Direction: Restate the listing below word for word, omitting any images.

Records for this exercise:
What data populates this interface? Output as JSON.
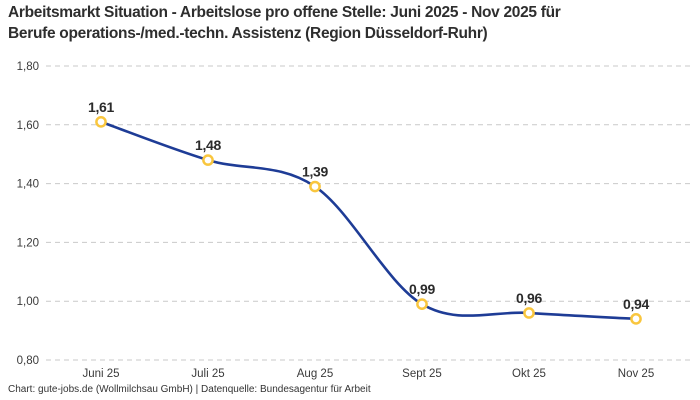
{
  "page": {
    "title_line1": "Arbeitsmarkt Situation - Arbeitslose pro offene Stelle: Juni 2025 - Nov 2025 für",
    "title_line2": "Berufe operations-/med.-techn. Assistenz (Region Düsseldorf-Ruhr)",
    "footer": "Chart: gute-jobs.de (Wollmilchsau GmbH) | Datenquelle: Bundesagentur für Arbeit"
  },
  "chart_data": {
    "type": "line",
    "title": "Arbeitsmarkt Situation - Arbeitslose pro offene Stelle: Juni 2025 - Nov 2025 für Berufe operations-/med.-techn. Assistenz (Region Düsseldorf-Ruhr)",
    "categories": [
      "Juni 25",
      "Juli 25",
      "Aug 25",
      "Sept 25",
      "Okt 25",
      "Nov 25"
    ],
    "values": [
      1.61,
      1.48,
      1.39,
      0.99,
      0.96,
      0.94
    ],
    "point_labels": [
      "1,61",
      "1,48",
      "1,39",
      "0,99",
      "0,96",
      "0,94"
    ],
    "y_ticks": [
      {
        "value": 1.8,
        "label": "1,80"
      },
      {
        "value": 1.6,
        "label": "1,60"
      },
      {
        "value": 1.4,
        "label": "1,40"
      },
      {
        "value": 1.2,
        "label": "1,20"
      },
      {
        "value": 1.0,
        "label": "1,00"
      },
      {
        "value": 0.8,
        "label": "0,80"
      }
    ],
    "ylim": [
      0.8,
      1.8
    ],
    "xlabel": "",
    "ylabel": "",
    "grid": "horizontal-dashed",
    "legend": "none",
    "line_style": "smooth",
    "colors": {
      "line": "#1e3c96",
      "marker_ring": "#f9c63e",
      "marker_fill": "#ffffff",
      "gridline": "#c9c9c9",
      "tick_text": "#3a3a3a",
      "label_text": "#2b2b2b"
    }
  }
}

The result:
What data populates this interface? Output as JSON.
{
  "page": {
    "title_line1": "Arbeitsmarkt Situation - Arbeitslose pro offene Stelle: Juni 2025 - Nov 2025 für",
    "title_line2": "Berufe operations-/med.-techn. Assistenz (Region Düsseldorf-Ruhr)",
    "footer": "Chart: gute-jobs.de (Wollmilchsau GmbH) | Datenquelle: Bundesagentur für Arbeit"
  },
  "chart_data": {
    "type": "line",
    "title": "Arbeitsmarkt Situation - Arbeitslose pro offene Stelle: Juni 2025 - Nov 2025 für Berufe operations-/med.-techn. Assistenz (Region Düsseldorf-Ruhr)",
    "categories": [
      "Juni 25",
      "Juli 25",
      "Aug 25",
      "Sept 25",
      "Okt 25",
      "Nov 25"
    ],
    "values": [
      1.61,
      1.48,
      1.39,
      0.99,
      0.96,
      0.94
    ],
    "point_labels": [
      "1,61",
      "1,48",
      "1,39",
      "0,99",
      "0,96",
      "0,94"
    ],
    "y_ticks": [
      {
        "value": 1.8,
        "label": "1,80"
      },
      {
        "value": 1.6,
        "label": "1,60"
      },
      {
        "value": 1.4,
        "label": "1,40"
      },
      {
        "value": 1.2,
        "label": "1,20"
      },
      {
        "value": 1.0,
        "label": "1,00"
      },
      {
        "value": 0.8,
        "label": "0,80"
      }
    ],
    "ylim": [
      0.8,
      1.8
    ],
    "xlabel": "",
    "ylabel": "",
    "grid": "horizontal-dashed",
    "legend": "none",
    "line_style": "smooth",
    "colors": {
      "line": "#1e3c96",
      "marker_ring": "#f9c63e",
      "marker_fill": "#ffffff",
      "gridline": "#c9c9c9",
      "tick_text": "#3a3a3a",
      "label_text": "#2b2b2b"
    }
  }
}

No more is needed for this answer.